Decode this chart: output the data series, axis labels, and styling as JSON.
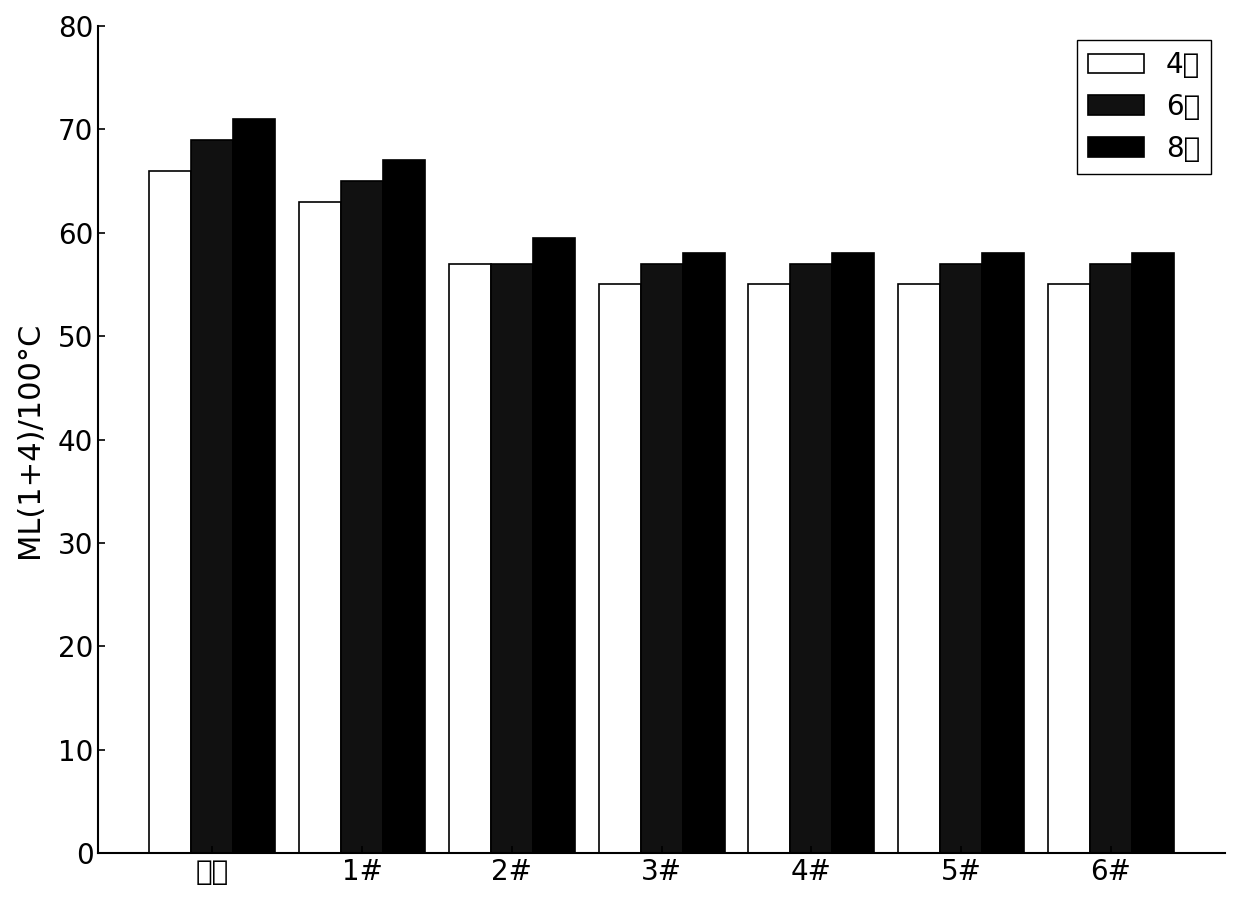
{
  "categories": [
    "空白",
    "1#",
    "2#",
    "3#",
    "4#",
    "5#",
    "6#"
  ],
  "series": {
    "4天": [
      66,
      63,
      57,
      55,
      55,
      55,
      55
    ],
    "6天": [
      69,
      65,
      57,
      57,
      57,
      57,
      57
    ],
    "8天": [
      71,
      67,
      59.5,
      58,
      58,
      58,
      58
    ]
  },
  "series_colors": {
    "4天": "#ffffff",
    "6天": "#111111",
    "8天": "#000000"
  },
  "series_edgecolors": {
    "4天": "#000000",
    "6天": "#000000",
    "8天": "#000000"
  },
  "legend_labels": [
    "4天",
    "6天",
    "8天"
  ],
  "ylabel": "ML(1+4)/100°C",
  "ylim": [
    0,
    80
  ],
  "yticks": [
    0,
    10,
    20,
    30,
    40,
    50,
    60,
    70,
    80
  ],
  "bar_width": 0.28,
  "background_color": "#ffffff",
  "legend_fontsize": 20,
  "axis_fontsize": 22,
  "tick_fontsize": 20,
  "figure_width": 12.4,
  "figure_height": 9.01,
  "dpi": 100
}
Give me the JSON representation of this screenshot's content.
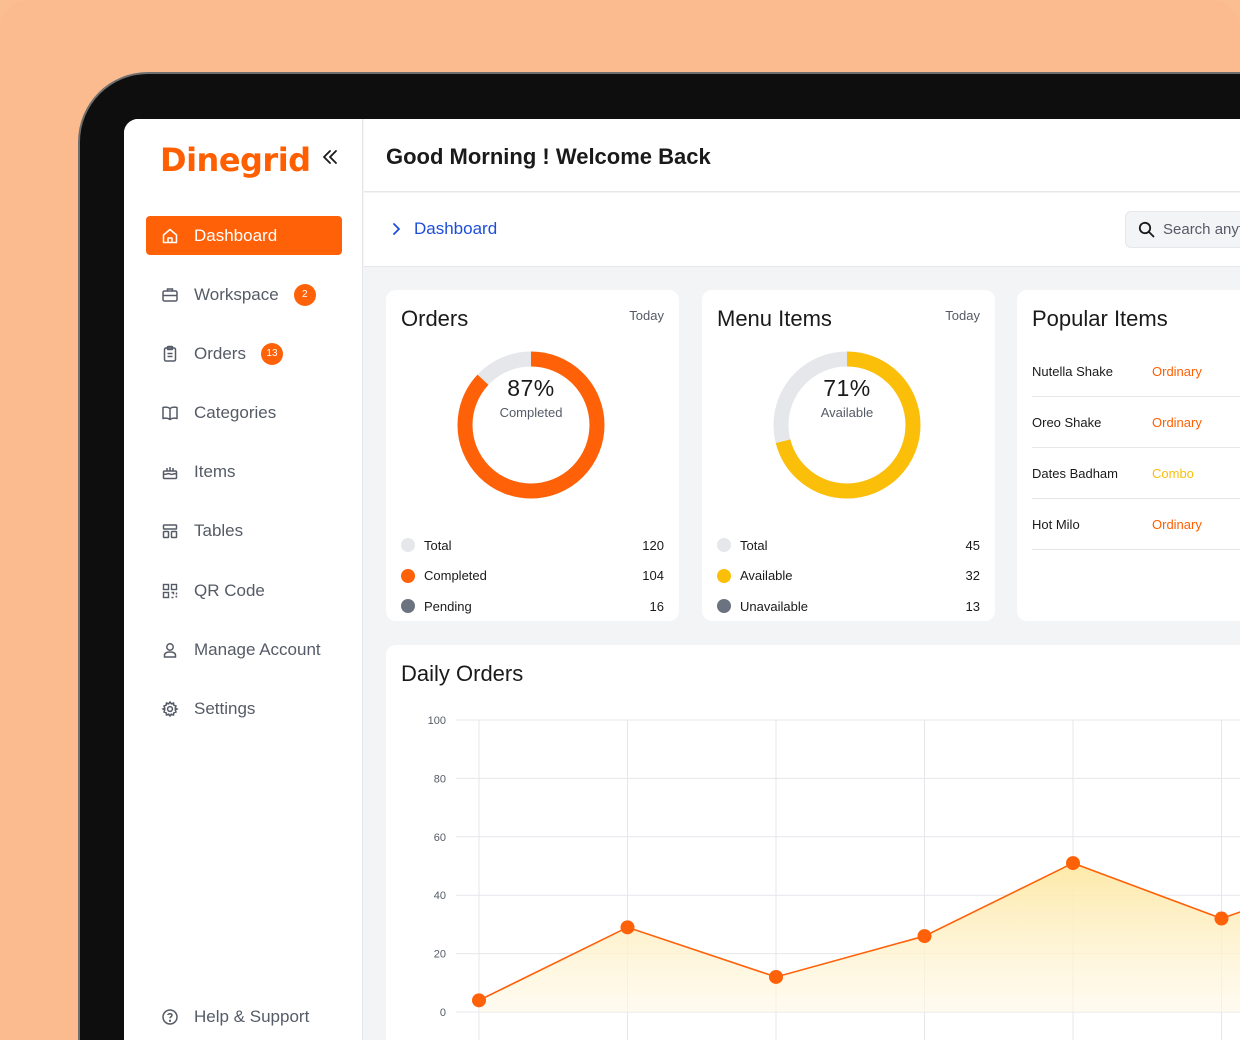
{
  "app": {
    "logo_text": "Dinegrid",
    "brand_color": "#ff6108"
  },
  "sidebar": {
    "items": [
      {
        "label": "Dashboard",
        "icon": "home-icon",
        "active": true
      },
      {
        "label": "Workspace",
        "icon": "briefcase-icon",
        "badge": "2"
      },
      {
        "label": "Orders",
        "icon": "clipboard-icon",
        "badge": "13"
      },
      {
        "label": "Categories",
        "icon": "book-icon"
      },
      {
        "label": "Items",
        "icon": "cake-icon"
      },
      {
        "label": "Tables",
        "icon": "table-icon"
      },
      {
        "label": "QR Code",
        "icon": "qr-code-icon"
      },
      {
        "label": "Manage Account",
        "icon": "user-icon"
      },
      {
        "label": "Settings",
        "icon": "gear-icon"
      }
    ],
    "help_label": "Help & Support"
  },
  "header": {
    "greeting": "Good Morning ! Welcome Back"
  },
  "subbar": {
    "breadcrumb": "Dashboard",
    "search_placeholder": "Search anything"
  },
  "orders_card": {
    "title": "Orders",
    "period": "Today",
    "percent_label": "87%",
    "percent_value": 87,
    "sub_label": "Completed",
    "legend": [
      {
        "label": "Total",
        "value": "120",
        "color": "#e5e7eb"
      },
      {
        "label": "Completed",
        "value": "104",
        "color": "#ff6108"
      },
      {
        "label": "Pending",
        "value": "16",
        "color": "#6b7280"
      }
    ]
  },
  "menu_card": {
    "title": "Menu Items",
    "period": "Today",
    "percent_label": "71%",
    "percent_value": 71,
    "sub_label": "Available",
    "legend": [
      {
        "label": "Total",
        "value": "45",
        "color": "#e5e7eb"
      },
      {
        "label": "Available",
        "value": "32",
        "color": "#fbbf0a"
      },
      {
        "label": "Unavailable",
        "value": "13",
        "color": "#6b7280"
      }
    ]
  },
  "popular_card": {
    "title": "Popular Items",
    "items": [
      {
        "name": "Nutella Shake",
        "tag": "Ordinary",
        "tag_color": "#ff5f00"
      },
      {
        "name": "Oreo Shake",
        "tag": "Ordinary",
        "tag_color": "#ff5f00"
      },
      {
        "name": "Dates Badham",
        "tag": "Combo",
        "tag_color": "#fbbf0a"
      },
      {
        "name": "Hot Milo",
        "tag": "Ordinary",
        "tag_color": "#ff5f00"
      }
    ]
  },
  "chart_data": {
    "type": "area",
    "title": "Daily Orders",
    "xlabel": "",
    "ylabel": "",
    "ylim": [
      0,
      100
    ],
    "yticks": [
      "0",
      "20",
      "40",
      "60",
      "80",
      "100"
    ],
    "series": [
      {
        "values": [
          4,
          29,
          12,
          26,
          51,
          32
        ]
      }
    ],
    "line_color": "#ff6108",
    "fill_color": "#fde9a8",
    "grid": true
  }
}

----------------------------------------

Print the complete listing exactly as it stands, without its pictures.

RESPONSE TO THE TASK.
Decode this chart: output the data series, axis labels, and styling as JSON.
{
  "categories": [
    "空白",
    "1#",
    "2#",
    "3#",
    "4#",
    "5#",
    "6#"
  ],
  "series": {
    "4天": [
      66,
      63,
      57,
      55,
      55,
      55,
      55
    ],
    "6天": [
      69,
      65,
      57,
      57,
      57,
      57,
      57
    ],
    "8天": [
      71,
      67,
      59.5,
      58,
      58,
      58,
      58
    ]
  },
  "series_colors": {
    "4天": "#ffffff",
    "6天": "#111111",
    "8天": "#000000"
  },
  "series_edgecolors": {
    "4天": "#000000",
    "6天": "#000000",
    "8天": "#000000"
  },
  "legend_labels": [
    "4天",
    "6天",
    "8天"
  ],
  "ylabel": "ML(1+4)/100°C",
  "ylim": [
    0,
    80
  ],
  "yticks": [
    0,
    10,
    20,
    30,
    40,
    50,
    60,
    70,
    80
  ],
  "bar_width": 0.28,
  "background_color": "#ffffff",
  "legend_fontsize": 20,
  "axis_fontsize": 22,
  "tick_fontsize": 20,
  "figure_width": 12.4,
  "figure_height": 9.01,
  "dpi": 100
}
Give me the JSON representation of this screenshot's content.
{
  "app": {
    "logo_text": "Dinegrid",
    "brand_color": "#ff6108"
  },
  "sidebar": {
    "items": [
      {
        "label": "Dashboard",
        "icon": "home-icon",
        "active": true
      },
      {
        "label": "Workspace",
        "icon": "briefcase-icon",
        "badge": "2"
      },
      {
        "label": "Orders",
        "icon": "clipboard-icon",
        "badge": "13"
      },
      {
        "label": "Categories",
        "icon": "book-icon"
      },
      {
        "label": "Items",
        "icon": "cake-icon"
      },
      {
        "label": "Tables",
        "icon": "table-icon"
      },
      {
        "label": "QR Code",
        "icon": "qr-code-icon"
      },
      {
        "label": "Manage Account",
        "icon": "user-icon"
      },
      {
        "label": "Settings",
        "icon": "gear-icon"
      }
    ],
    "help_label": "Help & Support"
  },
  "header": {
    "greeting": "Good Morning ! Welcome Back"
  },
  "subbar": {
    "breadcrumb": "Dashboard",
    "search_placeholder": "Search anything"
  },
  "orders_card": {
    "title": "Orders",
    "period": "Today",
    "percent_label": "87%",
    "percent_value": 87,
    "sub_label": "Completed",
    "legend": [
      {
        "label": "Total",
        "value": "120",
        "color": "#e5e7eb"
      },
      {
        "label": "Completed",
        "value": "104",
        "color": "#ff6108"
      },
      {
        "label": "Pending",
        "value": "16",
        "color": "#6b7280"
      }
    ]
  },
  "menu_card": {
    "title": "Menu Items",
    "period": "Today",
    "percent_label": "71%",
    "percent_value": 71,
    "sub_label": "Available",
    "legend": [
      {
        "label": "Total",
        "value": "45",
        "color": "#e5e7eb"
      },
      {
        "label": "Available",
        "value": "32",
        "color": "#fbbf0a"
      },
      {
        "label": "Unavailable",
        "value": "13",
        "color": "#6b7280"
      }
    ]
  },
  "popular_card": {
    "title": "Popular Items",
    "items": [
      {
        "name": "Nutella Shake",
        "tag": "Ordinary",
        "tag_color": "#ff5f00"
      },
      {
        "name": "Oreo Shake",
        "tag": "Ordinary",
        "tag_color": "#ff5f00"
      },
      {
        "name": "Dates Badham",
        "tag": "Combo",
        "tag_color": "#fbbf0a"
      },
      {
        "name": "Hot Milo",
        "tag": "Ordinary",
        "tag_color": "#ff5f00"
      }
    ]
  },
  "chart_data": {
    "type": "area",
    "title": "Daily Orders",
    "xlabel": "",
    "ylabel": "",
    "ylim": [
      0,
      100
    ],
    "yticks": [
      "0",
      "20",
      "40",
      "60",
      "80",
      "100"
    ],
    "series": [
      {
        "values": [
          4,
          29,
          12,
          26,
          51,
          32
        ]
      }
    ],
    "line_color": "#ff6108",
    "fill_color": "#fde9a8",
    "grid": true
  }
}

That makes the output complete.